• Selected text:
[start]
Speaking before the House committee on ways and means on April 8, DBM Secretary Rolando Toledo emphasized the need for disciplined and targeted fiscal action amid rising fuel costs.
“As far as our response to this crisis is concerned, we have around P238 billion from available appropriations – from the 2026 GAA (General Appropriations Act), and both automatic and continuing appropriations,” Toledo said. “The government’s priority is to ensure that every peso is directed to sectors most affected.”
The funding pool – sourced from the 2026 General Appropriations Act, continuing appropriations and automatic appropriations – will support key interventions, including fuel subsidies for the transport sector, assistance to farmers and fisherfolk, health care support and other targeted social protection programs.
Among the initial measures already underway are P2.5 billion in fuel subsidies for transport operators and an additional P1 billion for service contracting.
Toledo underscored that government support will remain focused and deliberate.
“In times like this, targeted subsidies are the most prudent approach – ensuring that limited resources reach those who need them most, without compromising fiscal stability,” he said.
Support is also being extended through repatriation programs of the Department of Migrant Workers, including assistance provided through the Overseas Workers Welfare Administration, alongside employment support under the Department of Labor and Employment’s TUPAD program, as well as the Presidential Assistance to Farmers and Fisherfolks of the Department of Agriculture.
At the same time, the DBM is implementing strict efficiency measures across national government agencies by reducing non-essential Maintenance and Other Operating Expenses (MOOE). These include limiting official travel to essential activities, maximizing virtual engagements, strengthening energy conservation efforts and streamlining operational expenditures.
[end]
• Required actions:
(1) Answer these questions about the fuel subsidy report:
(a) On what date did Toledo speak before the House committee on ways and means?
(b) How much in fuel subsidies for transport operators is among the initial measures already underway?
(c) Which department runs the TUPAD program?
(2) Please write out the part of the fuel subsidy report starting at "Support is also" and ending at "streamlining operational expenditures.", word for word.

• Data listing:
[start]
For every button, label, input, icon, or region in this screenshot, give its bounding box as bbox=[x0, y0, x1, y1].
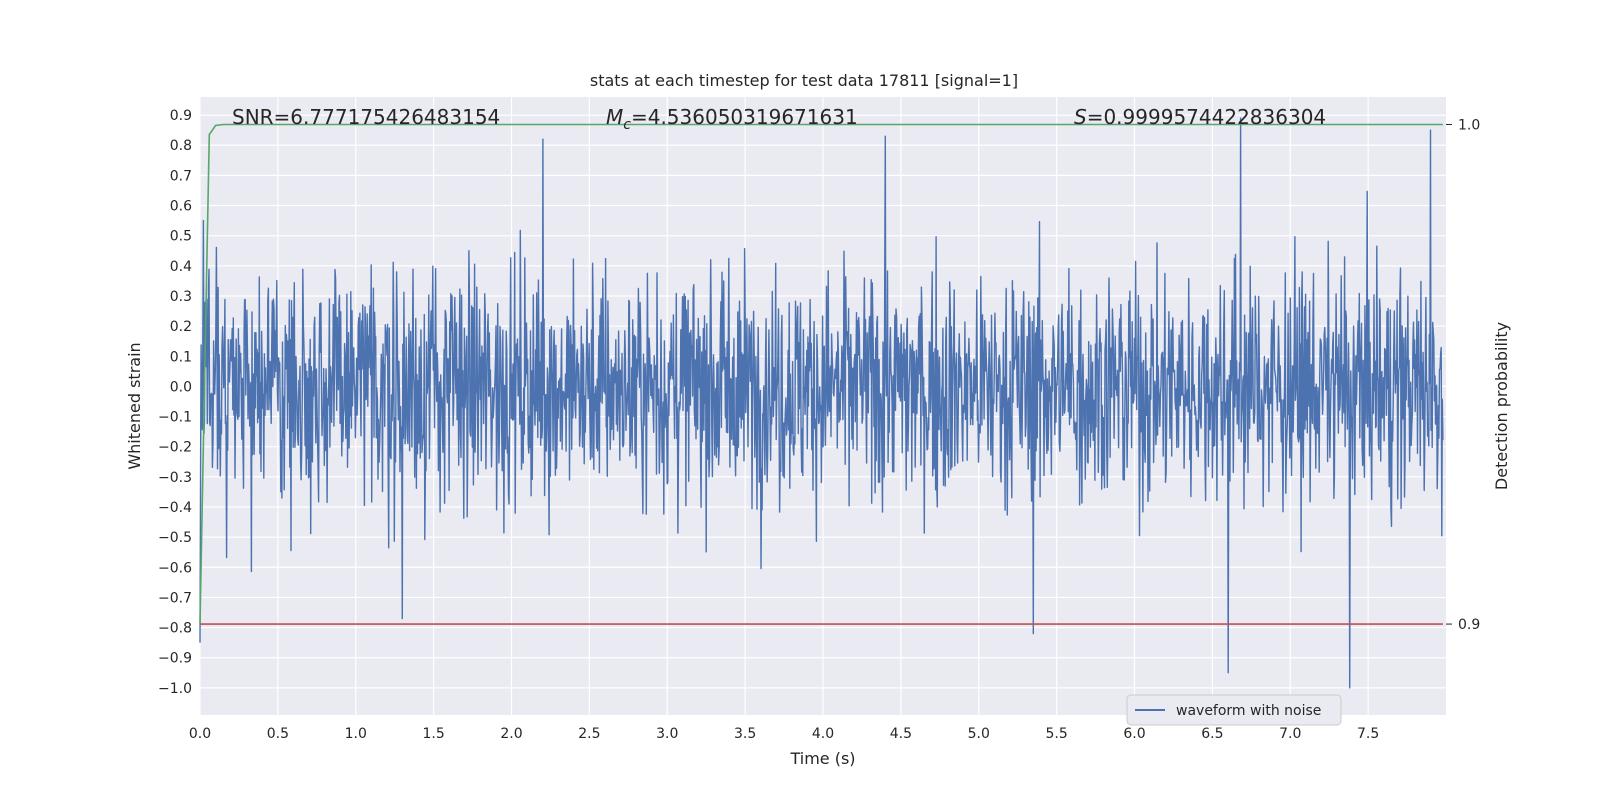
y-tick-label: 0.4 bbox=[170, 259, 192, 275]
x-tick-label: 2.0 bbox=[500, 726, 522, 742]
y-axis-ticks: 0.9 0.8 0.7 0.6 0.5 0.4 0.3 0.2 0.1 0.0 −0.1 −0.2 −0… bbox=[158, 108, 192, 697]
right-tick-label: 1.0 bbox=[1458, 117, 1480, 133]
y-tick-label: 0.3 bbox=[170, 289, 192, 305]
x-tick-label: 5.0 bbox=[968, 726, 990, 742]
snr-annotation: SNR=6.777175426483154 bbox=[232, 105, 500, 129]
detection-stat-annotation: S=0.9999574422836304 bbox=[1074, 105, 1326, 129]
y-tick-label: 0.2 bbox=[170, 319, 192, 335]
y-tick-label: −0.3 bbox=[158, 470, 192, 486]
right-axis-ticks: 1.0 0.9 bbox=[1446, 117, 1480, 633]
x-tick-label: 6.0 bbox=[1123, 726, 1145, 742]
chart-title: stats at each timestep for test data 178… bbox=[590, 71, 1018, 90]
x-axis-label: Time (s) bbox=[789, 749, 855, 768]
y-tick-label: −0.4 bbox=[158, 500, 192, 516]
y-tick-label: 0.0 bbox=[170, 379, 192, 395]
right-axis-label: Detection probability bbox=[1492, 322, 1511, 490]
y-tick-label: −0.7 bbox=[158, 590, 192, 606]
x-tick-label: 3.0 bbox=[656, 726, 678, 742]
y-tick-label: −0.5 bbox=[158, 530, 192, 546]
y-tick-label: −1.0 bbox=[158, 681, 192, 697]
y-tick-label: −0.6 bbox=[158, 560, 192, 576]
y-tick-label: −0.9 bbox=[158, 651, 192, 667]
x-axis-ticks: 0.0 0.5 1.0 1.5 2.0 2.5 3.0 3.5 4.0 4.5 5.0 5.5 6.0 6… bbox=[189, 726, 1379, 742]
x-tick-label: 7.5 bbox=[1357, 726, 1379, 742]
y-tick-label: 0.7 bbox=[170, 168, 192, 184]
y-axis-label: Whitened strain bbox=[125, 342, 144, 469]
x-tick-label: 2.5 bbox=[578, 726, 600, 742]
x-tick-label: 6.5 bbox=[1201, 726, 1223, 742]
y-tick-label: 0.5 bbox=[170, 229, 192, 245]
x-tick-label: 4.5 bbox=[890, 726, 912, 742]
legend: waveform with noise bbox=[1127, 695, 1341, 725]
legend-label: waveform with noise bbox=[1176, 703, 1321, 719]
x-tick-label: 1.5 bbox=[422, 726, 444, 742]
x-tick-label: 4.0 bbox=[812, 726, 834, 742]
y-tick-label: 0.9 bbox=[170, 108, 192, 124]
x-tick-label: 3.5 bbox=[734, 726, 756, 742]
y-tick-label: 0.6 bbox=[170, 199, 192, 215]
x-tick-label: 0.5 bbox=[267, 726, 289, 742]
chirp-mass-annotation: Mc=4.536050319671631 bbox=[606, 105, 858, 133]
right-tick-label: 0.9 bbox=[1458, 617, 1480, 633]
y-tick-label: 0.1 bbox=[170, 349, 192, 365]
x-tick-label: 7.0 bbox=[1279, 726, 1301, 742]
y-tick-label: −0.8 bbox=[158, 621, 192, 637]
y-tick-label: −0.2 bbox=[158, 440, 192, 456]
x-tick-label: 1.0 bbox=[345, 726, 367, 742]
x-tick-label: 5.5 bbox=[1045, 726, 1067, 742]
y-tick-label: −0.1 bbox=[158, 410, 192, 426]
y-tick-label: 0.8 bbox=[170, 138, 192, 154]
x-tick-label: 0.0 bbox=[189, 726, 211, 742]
[end]
[start]
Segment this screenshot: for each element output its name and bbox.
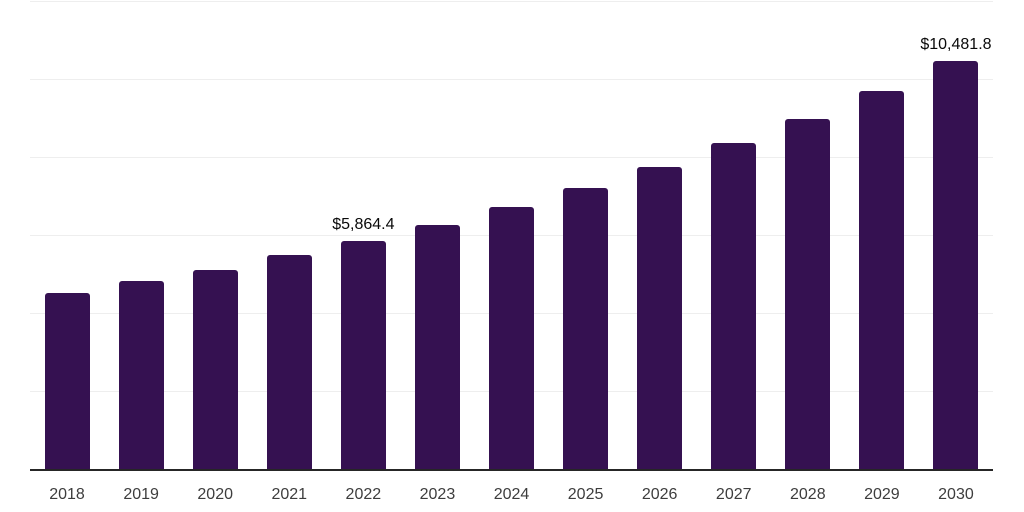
[end]
• Task-by-task outputs:
(1)
(a) April 8
(b) P2.5 billion
(c) The Department of Labor and Employment

(2)
Support is also being extended through repatriation programs of the Department of Migrant Workers, including assistance provided through the Overseas Workers Welfare Administration, alongside employment support under the Department of Labor and Employment’s TUPAD program, as well as the Presidential Assistance to Farmers and Fisherfolks of the Department of Agriculture.
At the same time, the DBM is implementing strict efficiency measures across national government agencies by reducing non-essential Maintenance and Other Operating Expenses (MOOE). These include limiting official travel to essential activities, maximizing virtual engagements, strengthening energy conservation efforts and streamlining operational expenditures.